| SET TASK |
Copy every line that mentions the word "marker".

| Dataset excerpt |
※

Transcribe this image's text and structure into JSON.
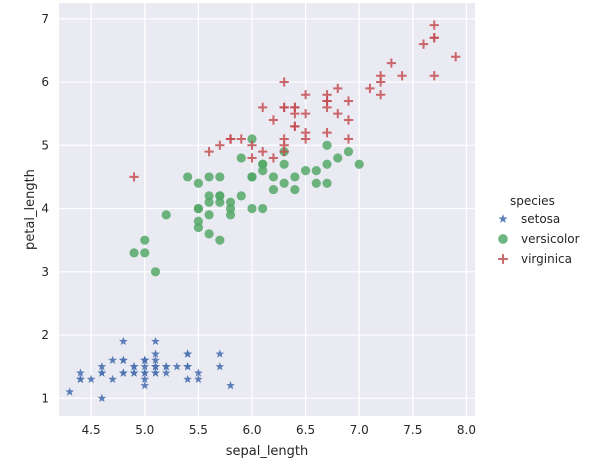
{
  "chart_data": {
    "type": "scatter",
    "xlabel": "sepal_length",
    "ylabel": "petal_length",
    "xlim": [
      4.2,
      8.08
    ],
    "ylim": [
      0.72,
      7.25
    ],
    "xticks": [
      4.5,
      5.0,
      5.5,
      6.0,
      6.5,
      7.0,
      7.5,
      8.0
    ],
    "yticks": [
      1,
      2,
      3,
      4,
      5,
      6,
      7
    ],
    "grid": true,
    "legend": {
      "title": "species",
      "placement": "right"
    },
    "series": [
      {
        "name": "setosa",
        "marker": "star",
        "color": "#4c72b0",
        "points": [
          [
            5.1,
            1.4
          ],
          [
            4.9,
            1.4
          ],
          [
            4.7,
            1.3
          ],
          [
            4.6,
            1.5
          ],
          [
            5.0,
            1.4
          ],
          [
            5.4,
            1.7
          ],
          [
            4.6,
            1.4
          ],
          [
            5.0,
            1.5
          ],
          [
            4.4,
            1.4
          ],
          [
            4.9,
            1.5
          ],
          [
            5.4,
            1.5
          ],
          [
            4.8,
            1.6
          ],
          [
            4.8,
            1.4
          ],
          [
            4.3,
            1.1
          ],
          [
            5.8,
            1.2
          ],
          [
            5.7,
            1.5
          ],
          [
            5.4,
            1.3
          ],
          [
            5.1,
            1.4
          ],
          [
            5.7,
            1.7
          ],
          [
            5.1,
            1.5
          ],
          [
            5.4,
            1.7
          ],
          [
            5.1,
            1.5
          ],
          [
            4.6,
            1.0
          ],
          [
            5.1,
            1.7
          ],
          [
            4.8,
            1.9
          ],
          [
            5.0,
            1.6
          ],
          [
            5.0,
            1.6
          ],
          [
            5.2,
            1.5
          ],
          [
            5.2,
            1.4
          ],
          [
            4.7,
            1.6
          ],
          [
            4.8,
            1.6
          ],
          [
            5.4,
            1.5
          ],
          [
            5.2,
            1.5
          ],
          [
            5.5,
            1.4
          ],
          [
            4.9,
            1.5
          ],
          [
            5.0,
            1.2
          ],
          [
            5.5,
            1.3
          ],
          [
            4.9,
            1.4
          ],
          [
            4.4,
            1.3
          ],
          [
            5.1,
            1.5
          ],
          [
            5.0,
            1.3
          ],
          [
            4.5,
            1.3
          ],
          [
            4.4,
            1.3
          ],
          [
            5.0,
            1.6
          ],
          [
            5.1,
            1.9
          ],
          [
            4.8,
            1.4
          ],
          [
            5.1,
            1.6
          ],
          [
            4.6,
            1.4
          ],
          [
            5.3,
            1.5
          ],
          [
            5.0,
            1.4
          ]
        ]
      },
      {
        "name": "versicolor",
        "marker": "circle",
        "color": "#55a868",
        "points": [
          [
            7.0,
            4.7
          ],
          [
            6.4,
            4.5
          ],
          [
            6.9,
            4.9
          ],
          [
            5.5,
            4.0
          ],
          [
            6.5,
            4.6
          ],
          [
            5.7,
            4.5
          ],
          [
            6.3,
            4.7
          ],
          [
            4.9,
            3.3
          ],
          [
            6.6,
            4.6
          ],
          [
            5.2,
            3.9
          ],
          [
            5.0,
            3.5
          ],
          [
            5.9,
            4.2
          ],
          [
            6.0,
            4.0
          ],
          [
            6.1,
            4.7
          ],
          [
            5.6,
            3.6
          ],
          [
            6.7,
            4.4
          ],
          [
            5.6,
            4.5
          ],
          [
            5.8,
            4.1
          ],
          [
            6.2,
            4.5
          ],
          [
            5.6,
            3.9
          ],
          [
            5.9,
            4.8
          ],
          [
            6.1,
            4.0
          ],
          [
            6.3,
            4.9
          ],
          [
            6.1,
            4.7
          ],
          [
            6.4,
            4.3
          ],
          [
            6.6,
            4.4
          ],
          [
            6.8,
            4.8
          ],
          [
            6.7,
            5.0
          ],
          [
            6.0,
            4.5
          ],
          [
            5.7,
            3.5
          ],
          [
            5.5,
            3.8
          ],
          [
            5.5,
            3.7
          ],
          [
            5.8,
            3.9
          ],
          [
            6.0,
            5.1
          ],
          [
            5.4,
            4.5
          ],
          [
            6.0,
            4.5
          ],
          [
            6.7,
            4.7
          ],
          [
            6.3,
            4.4
          ],
          [
            5.6,
            4.1
          ],
          [
            5.5,
            4.0
          ],
          [
            5.5,
            4.4
          ],
          [
            6.1,
            4.6
          ],
          [
            5.8,
            4.0
          ],
          [
            5.0,
            3.3
          ],
          [
            5.6,
            4.2
          ],
          [
            5.7,
            4.2
          ],
          [
            5.7,
            4.2
          ],
          [
            6.2,
            4.3
          ],
          [
            5.1,
            3.0
          ],
          [
            5.7,
            4.1
          ]
        ]
      },
      {
        "name": "virginica",
        "marker": "plus",
        "color": "#c44e52",
        "points": [
          [
            6.3,
            6.0
          ],
          [
            5.8,
            5.1
          ],
          [
            7.1,
            5.9
          ],
          [
            6.3,
            5.6
          ],
          [
            6.5,
            5.8
          ],
          [
            7.6,
            6.6
          ],
          [
            4.9,
            4.5
          ],
          [
            7.3,
            6.3
          ],
          [
            6.7,
            5.8
          ],
          [
            7.2,
            6.1
          ],
          [
            6.5,
            5.1
          ],
          [
            6.4,
            5.3
          ],
          [
            6.8,
            5.5
          ],
          [
            5.7,
            5.0
          ],
          [
            5.8,
            5.1
          ],
          [
            6.4,
            5.3
          ],
          [
            6.5,
            5.5
          ],
          [
            7.7,
            6.7
          ],
          [
            7.7,
            6.9
          ],
          [
            6.0,
            5.0
          ],
          [
            6.9,
            5.7
          ],
          [
            5.6,
            4.9
          ],
          [
            7.7,
            6.7
          ],
          [
            6.3,
            4.9
          ],
          [
            6.7,
            5.7
          ],
          [
            7.2,
            6.0
          ],
          [
            6.2,
            4.8
          ],
          [
            6.1,
            4.9
          ],
          [
            6.4,
            5.6
          ],
          [
            7.2,
            5.8
          ],
          [
            7.4,
            6.1
          ],
          [
            7.9,
            6.4
          ],
          [
            6.4,
            5.6
          ],
          [
            6.3,
            5.1
          ],
          [
            6.1,
            5.6
          ],
          [
            7.7,
            6.1
          ],
          [
            6.3,
            5.6
          ],
          [
            6.4,
            5.5
          ],
          [
            6.0,
            4.8
          ],
          [
            6.9,
            5.4
          ],
          [
            6.7,
            5.6
          ],
          [
            6.9,
            5.1
          ],
          [
            5.8,
            5.1
          ],
          [
            6.8,
            5.9
          ],
          [
            6.7,
            5.7
          ],
          [
            6.7,
            5.2
          ],
          [
            6.3,
            5.0
          ],
          [
            6.5,
            5.2
          ],
          [
            6.2,
            5.4
          ],
          [
            5.9,
            5.1
          ]
        ]
      }
    ]
  },
  "colors": {
    "plot_background": "#eaeaf2",
    "grid": "#ffffff",
    "text": "#262626"
  }
}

※

| THE ANSWER |
        "marker": "star",
        "marker": "circle",
        "marker": "plus",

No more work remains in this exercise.